Element and region data:

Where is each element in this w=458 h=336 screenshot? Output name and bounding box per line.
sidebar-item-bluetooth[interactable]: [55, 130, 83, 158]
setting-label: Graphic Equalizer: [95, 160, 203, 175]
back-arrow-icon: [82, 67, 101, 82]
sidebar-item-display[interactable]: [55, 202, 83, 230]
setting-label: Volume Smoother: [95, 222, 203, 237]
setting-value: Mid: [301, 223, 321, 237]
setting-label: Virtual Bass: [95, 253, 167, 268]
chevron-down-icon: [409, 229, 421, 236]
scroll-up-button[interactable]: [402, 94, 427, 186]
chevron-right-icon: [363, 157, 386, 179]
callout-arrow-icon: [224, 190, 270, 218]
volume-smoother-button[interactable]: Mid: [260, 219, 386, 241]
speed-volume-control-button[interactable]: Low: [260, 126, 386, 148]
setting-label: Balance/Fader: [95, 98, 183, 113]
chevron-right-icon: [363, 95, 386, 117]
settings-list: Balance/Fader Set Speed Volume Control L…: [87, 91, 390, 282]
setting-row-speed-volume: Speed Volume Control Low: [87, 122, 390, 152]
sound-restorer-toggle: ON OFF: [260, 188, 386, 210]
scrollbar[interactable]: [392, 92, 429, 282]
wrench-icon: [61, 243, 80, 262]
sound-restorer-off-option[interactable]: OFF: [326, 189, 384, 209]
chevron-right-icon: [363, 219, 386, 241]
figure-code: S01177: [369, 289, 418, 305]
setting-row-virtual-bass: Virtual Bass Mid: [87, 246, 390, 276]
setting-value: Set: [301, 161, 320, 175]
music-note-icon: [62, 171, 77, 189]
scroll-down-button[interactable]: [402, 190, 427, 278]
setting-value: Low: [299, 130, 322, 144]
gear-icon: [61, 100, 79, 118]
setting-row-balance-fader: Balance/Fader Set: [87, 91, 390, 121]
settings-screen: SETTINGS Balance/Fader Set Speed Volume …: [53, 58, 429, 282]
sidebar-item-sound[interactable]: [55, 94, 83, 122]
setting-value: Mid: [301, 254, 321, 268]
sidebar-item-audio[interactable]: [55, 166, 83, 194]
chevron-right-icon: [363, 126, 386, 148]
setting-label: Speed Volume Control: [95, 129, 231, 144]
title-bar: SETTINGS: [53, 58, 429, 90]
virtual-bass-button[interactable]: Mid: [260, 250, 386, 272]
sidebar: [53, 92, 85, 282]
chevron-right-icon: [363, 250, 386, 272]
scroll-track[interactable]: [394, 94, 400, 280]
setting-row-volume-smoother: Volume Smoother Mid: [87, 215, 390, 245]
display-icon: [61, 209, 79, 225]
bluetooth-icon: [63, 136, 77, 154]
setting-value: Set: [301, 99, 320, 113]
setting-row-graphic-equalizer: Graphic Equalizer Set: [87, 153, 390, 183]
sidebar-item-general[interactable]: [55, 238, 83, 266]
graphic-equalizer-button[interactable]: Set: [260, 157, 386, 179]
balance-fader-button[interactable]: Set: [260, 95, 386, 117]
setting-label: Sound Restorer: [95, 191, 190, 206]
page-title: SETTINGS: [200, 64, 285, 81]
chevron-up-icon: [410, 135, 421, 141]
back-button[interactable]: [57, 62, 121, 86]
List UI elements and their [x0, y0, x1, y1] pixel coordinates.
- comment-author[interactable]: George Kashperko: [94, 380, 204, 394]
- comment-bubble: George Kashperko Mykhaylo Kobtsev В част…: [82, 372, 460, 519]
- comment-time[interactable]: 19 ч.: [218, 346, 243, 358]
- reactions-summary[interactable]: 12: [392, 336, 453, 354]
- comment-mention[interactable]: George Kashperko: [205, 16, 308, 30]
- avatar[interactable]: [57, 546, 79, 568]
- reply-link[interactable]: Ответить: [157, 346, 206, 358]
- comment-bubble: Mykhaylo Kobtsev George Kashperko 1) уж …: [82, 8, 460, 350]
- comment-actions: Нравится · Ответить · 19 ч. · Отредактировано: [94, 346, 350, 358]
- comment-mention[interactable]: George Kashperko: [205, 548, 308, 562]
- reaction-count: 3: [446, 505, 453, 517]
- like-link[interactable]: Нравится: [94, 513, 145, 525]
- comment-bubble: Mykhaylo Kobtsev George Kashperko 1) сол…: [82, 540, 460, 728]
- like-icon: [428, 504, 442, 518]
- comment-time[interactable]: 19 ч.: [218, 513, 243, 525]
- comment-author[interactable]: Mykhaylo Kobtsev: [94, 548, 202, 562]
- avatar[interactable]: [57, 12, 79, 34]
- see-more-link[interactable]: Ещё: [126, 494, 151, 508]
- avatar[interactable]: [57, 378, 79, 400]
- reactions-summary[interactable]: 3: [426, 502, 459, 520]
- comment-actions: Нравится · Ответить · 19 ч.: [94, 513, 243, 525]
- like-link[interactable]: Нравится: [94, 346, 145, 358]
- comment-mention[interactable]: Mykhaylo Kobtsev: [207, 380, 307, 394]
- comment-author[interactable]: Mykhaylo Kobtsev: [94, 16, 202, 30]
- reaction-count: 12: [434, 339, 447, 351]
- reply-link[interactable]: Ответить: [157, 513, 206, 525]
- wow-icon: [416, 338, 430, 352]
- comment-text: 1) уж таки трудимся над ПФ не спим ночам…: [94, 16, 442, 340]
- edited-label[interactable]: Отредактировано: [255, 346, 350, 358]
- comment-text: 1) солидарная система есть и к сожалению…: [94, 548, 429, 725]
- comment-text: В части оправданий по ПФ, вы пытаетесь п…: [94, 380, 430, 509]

Instructions for the task → Reproduce the material above, changing every "chevron-right-icon" to "caret-right-icon" and leaving everything else as it is.

Task result →
Where is each element in this w=458 h=336 screenshot? Output name and bounding box per line.
sidebar-item-bluetooth[interactable]: [55, 130, 83, 158]
setting-label: Graphic Equalizer: [95, 160, 203, 175]
back-arrow-icon: [82, 67, 101, 82]
sidebar-item-display[interactable]: [55, 202, 83, 230]
setting-label: Volume Smoother: [95, 222, 203, 237]
setting-value: Mid: [301, 223, 321, 237]
setting-label: Virtual Bass: [95, 253, 167, 268]
chevron-down-icon: [409, 229, 421, 236]
scroll-up-button[interactable]: [402, 94, 427, 186]
caret-right-icon: [363, 157, 386, 179]
callout-arrow-icon: [224, 190, 270, 218]
volume-smoother-button[interactable]: Mid: [260, 219, 386, 241]
speed-volume-control-button[interactable]: Low: [260, 126, 386, 148]
setting-label: Balance/Fader: [95, 98, 183, 113]
caret-right-icon: [363, 95, 386, 117]
settings-list: Balance/Fader Set Speed Volume Control L…: [87, 91, 390, 282]
setting-row-speed-volume: Speed Volume Control Low: [87, 122, 390, 152]
sound-restorer-toggle: ON OFF: [260, 188, 386, 210]
scrollbar[interactable]: [392, 92, 429, 282]
wrench-icon: [61, 243, 80, 262]
sound-restorer-off-option[interactable]: OFF: [326, 189, 384, 209]
caret-right-icon: [363, 219, 386, 241]
figure-code: S01177: [369, 289, 418, 305]
setting-row-virtual-bass: Virtual Bass Mid: [87, 246, 390, 276]
setting-value: Set: [301, 161, 320, 175]
music-note-icon: [62, 171, 77, 189]
scroll-down-button[interactable]: [402, 190, 427, 278]
setting-value: Low: [299, 130, 322, 144]
gear-icon: [61, 100, 79, 118]
setting-row-balance-fader: Balance/Fader Set: [87, 91, 390, 121]
settings-screen: SETTINGS Balance/Fader Set Speed Volume …: [53, 58, 429, 282]
sidebar-item-sound[interactable]: [55, 94, 83, 122]
setting-value: Mid: [301, 254, 321, 268]
sidebar-item-audio[interactable]: [55, 166, 83, 194]
caret-right-icon: [363, 126, 386, 148]
setting-label: Speed Volume Control: [95, 129, 231, 144]
title-bar: SETTINGS: [53, 58, 429, 90]
virtual-bass-button[interactable]: Mid: [260, 250, 386, 272]
sidebar: [53, 92, 85, 282]
caret-right-icon: [363, 250, 386, 272]
scroll-track[interactable]: [394, 94, 400, 280]
setting-row-volume-smoother: Volume Smoother Mid: [87, 215, 390, 245]
display-icon: [61, 209, 79, 225]
bluetooth-icon: [63, 136, 77, 154]
setting-value: Set: [301, 99, 320, 113]
setting-row-graphic-equalizer: Graphic Equalizer Set: [87, 153, 390, 183]
sidebar-item-general[interactable]: [55, 238, 83, 266]
graphic-equalizer-button[interactable]: Set: [260, 157, 386, 179]
balance-fader-button[interactable]: Set: [260, 95, 386, 117]
setting-label: Sound Restorer: [95, 191, 190, 206]
page-title: SETTINGS: [200, 64, 285, 81]
chevron-up-icon: [410, 135, 421, 141]
back-button[interactable]: [57, 62, 121, 86]
List UI elements and their [x0, y0, x1, y1] pixel coordinates.
- comment-author[interactable]: George Kashperko: [94, 380, 204, 394]
- comment-bubble: George Kashperko Mykhaylo Kobtsev В част…: [82, 372, 460, 519]
- comment-time[interactable]: 19 ч.: [218, 346, 243, 358]
- reactions-summary[interactable]: 12: [392, 336, 453, 354]
- comment-mention[interactable]: George Kashperko: [205, 16, 308, 30]
- avatar[interactable]: [57, 546, 79, 568]
- reply-link[interactable]: Ответить: [157, 346, 206, 358]
- comment-bubble: Mykhaylo Kobtsev George Kashperko 1) уж …: [82, 8, 460, 350]
- comment-actions: Нравится · Ответить · 19 ч. · Отредактировано: [94, 346, 350, 358]
- comment-mention[interactable]: George Kashperko: [205, 548, 308, 562]
- reaction-count: 3: [446, 505, 453, 517]
- like-link[interactable]: Нравится: [94, 513, 145, 525]
- comment-bubble: Mykhaylo Kobtsev George Kashperko 1) сол…: [82, 540, 460, 728]
- like-icon: [428, 504, 442, 518]
- comment-time[interactable]: 19 ч.: [218, 513, 243, 525]
- comment-author[interactable]: Mykhaylo Kobtsev: [94, 548, 202, 562]
- avatar[interactable]: [57, 12, 79, 34]
- see-more-link[interactable]: Ещё: [126, 494, 151, 508]
- avatar[interactable]: [57, 378, 79, 400]
- reactions-summary[interactable]: 3: [426, 502, 459, 520]
- comment-actions: Нравится · Ответить · 19 ч.: [94, 513, 243, 525]
- like-link[interactable]: Нравится: [94, 346, 145, 358]
- comment-mention[interactable]: Mykhaylo Kobtsev: [207, 380, 307, 394]
- comment-author[interactable]: Mykhaylo Kobtsev: [94, 16, 202, 30]
- reaction-count: 12: [434, 339, 447, 351]
- reply-link[interactable]: Ответить: [157, 513, 206, 525]
- wow-icon: [416, 338, 430, 352]
- comment-text: 1) уж таки трудимся над ПФ не спим ночам…: [94, 16, 442, 340]
- edited-label[interactable]: Отредактировано: [255, 346, 350, 358]
- comment-text: 1) солидарная система есть и к сожалению…: [94, 548, 429, 725]
- comment-text: В части оправданий по ПФ, вы пытаетесь п…: [94, 380, 430, 509]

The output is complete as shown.